___ DATASET RECORDS ___
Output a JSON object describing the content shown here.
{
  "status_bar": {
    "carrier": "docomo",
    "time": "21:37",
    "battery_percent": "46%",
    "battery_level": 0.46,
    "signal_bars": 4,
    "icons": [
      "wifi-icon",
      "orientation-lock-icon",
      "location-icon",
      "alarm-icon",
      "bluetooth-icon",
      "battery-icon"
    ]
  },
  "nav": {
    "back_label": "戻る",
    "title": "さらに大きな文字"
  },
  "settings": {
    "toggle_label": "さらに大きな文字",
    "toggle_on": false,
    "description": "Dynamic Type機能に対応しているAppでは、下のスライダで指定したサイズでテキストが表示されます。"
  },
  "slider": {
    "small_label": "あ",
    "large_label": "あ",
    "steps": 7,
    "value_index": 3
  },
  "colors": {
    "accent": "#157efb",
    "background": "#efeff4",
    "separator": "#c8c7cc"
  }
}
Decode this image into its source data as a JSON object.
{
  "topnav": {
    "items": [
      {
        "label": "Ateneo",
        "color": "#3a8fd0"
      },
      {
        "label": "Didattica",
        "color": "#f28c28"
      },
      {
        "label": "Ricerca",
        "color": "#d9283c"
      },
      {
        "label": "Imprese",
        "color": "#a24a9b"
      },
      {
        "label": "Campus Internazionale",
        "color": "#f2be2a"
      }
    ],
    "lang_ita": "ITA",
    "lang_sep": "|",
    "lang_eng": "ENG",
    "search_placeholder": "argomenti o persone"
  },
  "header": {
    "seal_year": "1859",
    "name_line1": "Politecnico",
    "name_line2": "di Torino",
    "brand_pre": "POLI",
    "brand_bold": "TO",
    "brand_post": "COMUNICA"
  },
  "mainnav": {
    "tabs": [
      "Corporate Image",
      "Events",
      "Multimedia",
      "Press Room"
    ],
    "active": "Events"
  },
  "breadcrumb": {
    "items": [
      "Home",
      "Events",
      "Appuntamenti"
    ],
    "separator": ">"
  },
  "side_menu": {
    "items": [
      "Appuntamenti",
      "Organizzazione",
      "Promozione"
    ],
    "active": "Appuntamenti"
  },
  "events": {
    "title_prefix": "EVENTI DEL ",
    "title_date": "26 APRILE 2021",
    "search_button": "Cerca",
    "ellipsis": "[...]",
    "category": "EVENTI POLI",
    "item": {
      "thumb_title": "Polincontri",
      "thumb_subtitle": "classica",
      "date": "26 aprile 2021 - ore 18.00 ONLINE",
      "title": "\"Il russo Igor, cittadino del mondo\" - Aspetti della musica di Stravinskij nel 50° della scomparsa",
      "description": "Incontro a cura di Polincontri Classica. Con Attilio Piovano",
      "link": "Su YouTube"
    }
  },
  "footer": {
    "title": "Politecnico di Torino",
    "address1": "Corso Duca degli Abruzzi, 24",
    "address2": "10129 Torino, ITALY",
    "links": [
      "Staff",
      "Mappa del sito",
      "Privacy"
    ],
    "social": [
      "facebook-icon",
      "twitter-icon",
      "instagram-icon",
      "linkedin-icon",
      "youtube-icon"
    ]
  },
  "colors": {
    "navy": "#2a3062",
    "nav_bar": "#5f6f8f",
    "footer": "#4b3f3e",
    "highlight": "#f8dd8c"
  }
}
___
Go through the lines above. Select every one that has the string "Appuntamenti".

      "Appuntamenti"
      "Appuntamenti",
    "active": "Appuntamenti"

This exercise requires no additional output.